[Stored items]

+===+

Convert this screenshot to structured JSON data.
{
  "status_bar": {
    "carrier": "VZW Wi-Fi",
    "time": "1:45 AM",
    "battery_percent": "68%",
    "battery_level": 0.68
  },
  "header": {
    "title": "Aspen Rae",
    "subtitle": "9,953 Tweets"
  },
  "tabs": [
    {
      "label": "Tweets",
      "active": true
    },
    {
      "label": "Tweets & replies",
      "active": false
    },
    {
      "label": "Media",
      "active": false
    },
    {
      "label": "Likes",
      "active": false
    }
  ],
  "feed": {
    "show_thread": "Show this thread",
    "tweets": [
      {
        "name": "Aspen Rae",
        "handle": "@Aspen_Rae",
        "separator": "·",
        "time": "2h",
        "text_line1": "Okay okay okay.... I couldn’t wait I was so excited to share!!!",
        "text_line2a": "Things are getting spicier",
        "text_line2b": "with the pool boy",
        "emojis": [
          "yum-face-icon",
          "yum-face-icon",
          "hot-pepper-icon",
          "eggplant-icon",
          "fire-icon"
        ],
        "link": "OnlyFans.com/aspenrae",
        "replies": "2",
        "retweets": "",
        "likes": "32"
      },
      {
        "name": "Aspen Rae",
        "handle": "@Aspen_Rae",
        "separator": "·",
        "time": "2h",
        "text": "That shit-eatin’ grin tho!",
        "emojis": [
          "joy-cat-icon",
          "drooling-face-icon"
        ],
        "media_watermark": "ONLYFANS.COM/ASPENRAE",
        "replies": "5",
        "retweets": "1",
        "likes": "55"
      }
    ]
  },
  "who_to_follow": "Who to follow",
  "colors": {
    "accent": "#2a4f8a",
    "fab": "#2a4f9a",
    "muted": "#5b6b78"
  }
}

+===+

OBJECTIVE: The records above should be restated word for word, please.

RESULT OF THE EXERCISE:
Convert this screenshot to structured JSON data.
{
  "status_bar": {
    "carrier": "VZW Wi-Fi",
    "time": "1:45 AM",
    "battery_percent": "68%",
    "battery_level": 0.68
  },
  "header": {
    "title": "Aspen Rae",
    "subtitle": "9,953 Tweets"
  },
  "tabs": [
    {
      "label": "Tweets",
      "active": true
    },
    {
      "label": "Tweets & replies",
      "active": false
    },
    {
      "label": "Media",
      "active": false
    },
    {
      "label": "Likes",
      "active": false
    }
  ],
  "feed": {
    "show_thread": "Show this thread",
    "tweets": [
      {
        "name": "Aspen Rae",
        "handle": "@Aspen_Rae",
        "separator": "·",
        "time": "2h",
        "text_line1": "Okay okay okay.... I couldn’t wait I was so excited to share!!!",
        "text_line2a": "Things are getting spicier",
        "text_line2b": "with the pool boy",
        "emojis": [
          "yum-face-icon",
          "yum-face-icon",
          "hot-pepper-icon",
          "eggplant-icon",
          "fire-icon"
        ],
        "link": "OnlyFans.com/aspenrae",
        "replies": "2",
        "retweets": "",
        "likes": "32"
      },
      {
        "name": "Aspen Rae",
        "handle": "@Aspen_Rae",
        "separator": "·",
        "time": "2h",
        "text": "That shit-eatin’ grin tho!",
        "emojis": [
          "joy-cat-icon",
          "drooling-face-icon"
        ],
        "media_watermark": "ONLYFANS.COM/ASPENRAE",
        "replies": "5",
        "retweets": "1",
        "likes": "55"
      }
    ]
  },
  "who_to_follow": "Who to follow",
  "colors": {
    "accent": "#2a4f8a",
    "fab": "#2a4f9a",
    "muted": "#5b6b78"
  }
}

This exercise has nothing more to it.